▸ **Extracted entries**
::::::::::

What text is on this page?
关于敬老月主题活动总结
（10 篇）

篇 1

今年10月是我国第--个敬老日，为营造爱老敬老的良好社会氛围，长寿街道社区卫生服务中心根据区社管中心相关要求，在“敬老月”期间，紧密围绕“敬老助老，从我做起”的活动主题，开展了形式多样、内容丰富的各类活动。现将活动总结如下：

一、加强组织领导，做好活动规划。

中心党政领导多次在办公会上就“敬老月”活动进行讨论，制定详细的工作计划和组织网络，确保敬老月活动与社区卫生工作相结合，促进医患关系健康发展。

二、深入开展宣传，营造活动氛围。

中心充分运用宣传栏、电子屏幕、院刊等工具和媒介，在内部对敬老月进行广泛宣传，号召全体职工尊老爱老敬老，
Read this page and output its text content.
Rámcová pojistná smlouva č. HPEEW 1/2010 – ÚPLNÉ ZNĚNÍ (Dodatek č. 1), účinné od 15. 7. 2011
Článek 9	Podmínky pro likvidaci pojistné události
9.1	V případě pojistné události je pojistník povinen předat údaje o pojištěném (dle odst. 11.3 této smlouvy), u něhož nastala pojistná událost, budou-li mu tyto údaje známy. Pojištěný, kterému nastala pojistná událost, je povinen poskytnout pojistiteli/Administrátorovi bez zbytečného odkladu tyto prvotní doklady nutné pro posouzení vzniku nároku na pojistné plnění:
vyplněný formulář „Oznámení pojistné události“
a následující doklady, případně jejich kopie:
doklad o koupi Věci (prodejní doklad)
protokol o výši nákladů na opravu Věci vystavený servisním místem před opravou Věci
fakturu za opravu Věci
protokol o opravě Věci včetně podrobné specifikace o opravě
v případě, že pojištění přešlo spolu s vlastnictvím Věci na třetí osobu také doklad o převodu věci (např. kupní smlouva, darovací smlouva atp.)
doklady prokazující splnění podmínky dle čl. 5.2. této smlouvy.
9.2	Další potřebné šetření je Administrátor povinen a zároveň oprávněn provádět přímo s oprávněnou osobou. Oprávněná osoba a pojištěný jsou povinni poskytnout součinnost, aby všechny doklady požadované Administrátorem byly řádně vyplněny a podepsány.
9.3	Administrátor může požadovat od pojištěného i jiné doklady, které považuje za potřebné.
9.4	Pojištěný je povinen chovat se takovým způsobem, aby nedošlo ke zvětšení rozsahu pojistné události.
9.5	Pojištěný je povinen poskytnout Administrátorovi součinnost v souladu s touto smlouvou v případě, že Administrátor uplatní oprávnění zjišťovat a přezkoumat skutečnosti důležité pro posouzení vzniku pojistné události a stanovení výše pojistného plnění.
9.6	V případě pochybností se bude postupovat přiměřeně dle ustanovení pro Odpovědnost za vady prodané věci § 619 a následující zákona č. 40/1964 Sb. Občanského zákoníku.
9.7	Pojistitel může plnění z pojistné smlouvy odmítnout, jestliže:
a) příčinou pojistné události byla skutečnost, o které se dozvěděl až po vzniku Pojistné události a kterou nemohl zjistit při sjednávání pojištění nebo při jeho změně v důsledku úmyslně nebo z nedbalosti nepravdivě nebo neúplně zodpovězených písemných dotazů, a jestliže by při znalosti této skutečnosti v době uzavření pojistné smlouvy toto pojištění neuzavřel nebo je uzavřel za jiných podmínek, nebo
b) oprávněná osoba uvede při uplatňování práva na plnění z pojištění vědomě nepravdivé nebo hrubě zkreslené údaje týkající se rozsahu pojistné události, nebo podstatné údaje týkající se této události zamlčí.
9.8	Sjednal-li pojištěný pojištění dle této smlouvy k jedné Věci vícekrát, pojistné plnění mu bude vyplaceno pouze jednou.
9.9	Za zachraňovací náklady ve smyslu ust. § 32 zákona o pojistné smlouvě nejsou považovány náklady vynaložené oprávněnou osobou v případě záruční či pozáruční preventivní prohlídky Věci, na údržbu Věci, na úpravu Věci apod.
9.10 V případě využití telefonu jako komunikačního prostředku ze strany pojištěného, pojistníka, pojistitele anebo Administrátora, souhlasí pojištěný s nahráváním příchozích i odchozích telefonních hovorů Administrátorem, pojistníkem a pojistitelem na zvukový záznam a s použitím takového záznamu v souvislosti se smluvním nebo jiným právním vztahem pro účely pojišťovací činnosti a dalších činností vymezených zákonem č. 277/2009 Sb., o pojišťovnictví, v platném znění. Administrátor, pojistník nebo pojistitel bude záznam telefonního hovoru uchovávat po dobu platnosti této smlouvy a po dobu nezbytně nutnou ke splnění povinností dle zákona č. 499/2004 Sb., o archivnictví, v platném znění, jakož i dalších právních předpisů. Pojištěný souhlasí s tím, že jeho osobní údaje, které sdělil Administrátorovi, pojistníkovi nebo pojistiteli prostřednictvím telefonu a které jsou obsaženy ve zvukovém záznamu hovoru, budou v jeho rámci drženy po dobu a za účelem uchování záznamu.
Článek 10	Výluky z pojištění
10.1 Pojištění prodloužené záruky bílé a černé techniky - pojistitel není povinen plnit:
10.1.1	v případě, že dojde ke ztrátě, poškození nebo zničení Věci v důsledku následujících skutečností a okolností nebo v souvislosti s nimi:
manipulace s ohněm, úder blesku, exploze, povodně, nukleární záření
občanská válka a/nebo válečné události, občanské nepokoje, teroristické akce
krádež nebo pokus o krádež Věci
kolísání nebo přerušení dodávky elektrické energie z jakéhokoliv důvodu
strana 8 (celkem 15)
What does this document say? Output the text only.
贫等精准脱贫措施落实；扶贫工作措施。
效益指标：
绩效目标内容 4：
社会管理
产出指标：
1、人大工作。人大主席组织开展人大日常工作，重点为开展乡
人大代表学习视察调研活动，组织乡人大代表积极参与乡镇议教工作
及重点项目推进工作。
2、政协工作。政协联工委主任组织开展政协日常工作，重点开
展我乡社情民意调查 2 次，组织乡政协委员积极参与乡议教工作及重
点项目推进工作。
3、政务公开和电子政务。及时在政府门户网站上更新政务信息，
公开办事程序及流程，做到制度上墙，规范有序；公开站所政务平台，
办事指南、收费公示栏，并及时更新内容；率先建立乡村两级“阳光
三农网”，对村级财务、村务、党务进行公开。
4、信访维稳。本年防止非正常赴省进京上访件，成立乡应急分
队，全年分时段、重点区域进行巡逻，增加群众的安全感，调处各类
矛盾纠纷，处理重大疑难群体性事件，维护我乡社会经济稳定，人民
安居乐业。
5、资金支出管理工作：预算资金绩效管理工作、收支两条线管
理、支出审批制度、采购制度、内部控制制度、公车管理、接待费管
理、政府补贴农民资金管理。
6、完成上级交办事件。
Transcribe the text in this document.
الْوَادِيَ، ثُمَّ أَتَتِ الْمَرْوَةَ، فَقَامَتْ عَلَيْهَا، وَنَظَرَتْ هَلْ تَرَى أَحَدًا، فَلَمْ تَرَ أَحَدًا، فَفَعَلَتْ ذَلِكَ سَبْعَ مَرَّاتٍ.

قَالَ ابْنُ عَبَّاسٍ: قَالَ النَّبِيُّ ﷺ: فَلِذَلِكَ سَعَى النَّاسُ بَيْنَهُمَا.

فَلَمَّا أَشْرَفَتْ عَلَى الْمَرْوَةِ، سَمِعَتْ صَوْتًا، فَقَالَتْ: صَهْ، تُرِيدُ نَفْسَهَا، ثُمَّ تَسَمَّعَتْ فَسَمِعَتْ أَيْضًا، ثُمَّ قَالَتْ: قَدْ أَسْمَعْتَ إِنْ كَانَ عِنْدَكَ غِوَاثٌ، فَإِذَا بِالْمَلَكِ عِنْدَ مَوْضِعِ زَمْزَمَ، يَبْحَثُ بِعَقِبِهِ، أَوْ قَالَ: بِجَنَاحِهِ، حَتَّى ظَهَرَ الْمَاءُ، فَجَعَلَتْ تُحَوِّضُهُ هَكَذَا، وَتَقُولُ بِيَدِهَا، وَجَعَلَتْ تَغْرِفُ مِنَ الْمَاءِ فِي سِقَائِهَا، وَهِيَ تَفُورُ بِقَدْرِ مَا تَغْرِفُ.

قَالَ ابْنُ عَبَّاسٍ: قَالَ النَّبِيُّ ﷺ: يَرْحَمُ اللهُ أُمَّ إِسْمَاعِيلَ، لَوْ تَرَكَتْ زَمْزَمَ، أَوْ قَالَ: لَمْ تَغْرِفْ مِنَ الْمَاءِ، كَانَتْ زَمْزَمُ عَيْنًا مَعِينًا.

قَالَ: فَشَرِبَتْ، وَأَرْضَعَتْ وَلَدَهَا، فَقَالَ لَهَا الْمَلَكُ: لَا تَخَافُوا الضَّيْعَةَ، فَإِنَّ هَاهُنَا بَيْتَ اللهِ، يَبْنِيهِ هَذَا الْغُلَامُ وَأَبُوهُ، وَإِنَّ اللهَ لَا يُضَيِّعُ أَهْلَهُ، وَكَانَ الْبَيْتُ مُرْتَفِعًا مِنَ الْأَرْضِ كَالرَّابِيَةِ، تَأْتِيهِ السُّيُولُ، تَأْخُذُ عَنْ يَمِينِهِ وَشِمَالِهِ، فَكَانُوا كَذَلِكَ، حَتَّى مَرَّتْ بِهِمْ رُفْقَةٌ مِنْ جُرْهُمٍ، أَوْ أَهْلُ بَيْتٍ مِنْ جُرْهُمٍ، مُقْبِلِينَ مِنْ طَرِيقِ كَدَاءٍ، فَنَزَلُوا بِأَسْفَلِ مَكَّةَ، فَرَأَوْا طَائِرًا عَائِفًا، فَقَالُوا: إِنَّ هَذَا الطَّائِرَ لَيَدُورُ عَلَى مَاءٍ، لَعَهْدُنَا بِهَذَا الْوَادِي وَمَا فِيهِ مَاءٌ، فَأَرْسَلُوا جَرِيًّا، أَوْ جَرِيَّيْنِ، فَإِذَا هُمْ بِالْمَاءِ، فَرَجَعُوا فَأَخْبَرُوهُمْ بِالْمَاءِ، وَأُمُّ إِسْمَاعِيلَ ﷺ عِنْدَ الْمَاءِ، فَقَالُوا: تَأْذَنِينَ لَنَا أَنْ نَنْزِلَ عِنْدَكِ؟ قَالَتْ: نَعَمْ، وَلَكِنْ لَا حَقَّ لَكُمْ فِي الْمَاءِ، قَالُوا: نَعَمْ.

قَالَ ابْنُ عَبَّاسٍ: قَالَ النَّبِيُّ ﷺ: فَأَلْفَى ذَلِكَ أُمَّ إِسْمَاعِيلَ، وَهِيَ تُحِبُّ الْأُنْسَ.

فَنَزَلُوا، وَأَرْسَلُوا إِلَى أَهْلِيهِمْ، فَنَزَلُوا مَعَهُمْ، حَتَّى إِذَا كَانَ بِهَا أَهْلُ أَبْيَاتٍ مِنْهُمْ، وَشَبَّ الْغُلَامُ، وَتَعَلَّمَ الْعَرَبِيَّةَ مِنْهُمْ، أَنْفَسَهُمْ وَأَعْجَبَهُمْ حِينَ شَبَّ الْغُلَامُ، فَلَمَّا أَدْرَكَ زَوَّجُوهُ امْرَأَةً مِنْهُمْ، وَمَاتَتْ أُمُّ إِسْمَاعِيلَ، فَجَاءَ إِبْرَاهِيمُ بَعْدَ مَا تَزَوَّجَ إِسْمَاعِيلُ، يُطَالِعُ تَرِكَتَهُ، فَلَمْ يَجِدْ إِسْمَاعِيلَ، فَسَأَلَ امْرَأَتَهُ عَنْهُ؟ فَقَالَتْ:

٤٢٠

::::::::::

Show the lines of the data that hold the word "page".

What text is on this page?
Read this page and output its text content.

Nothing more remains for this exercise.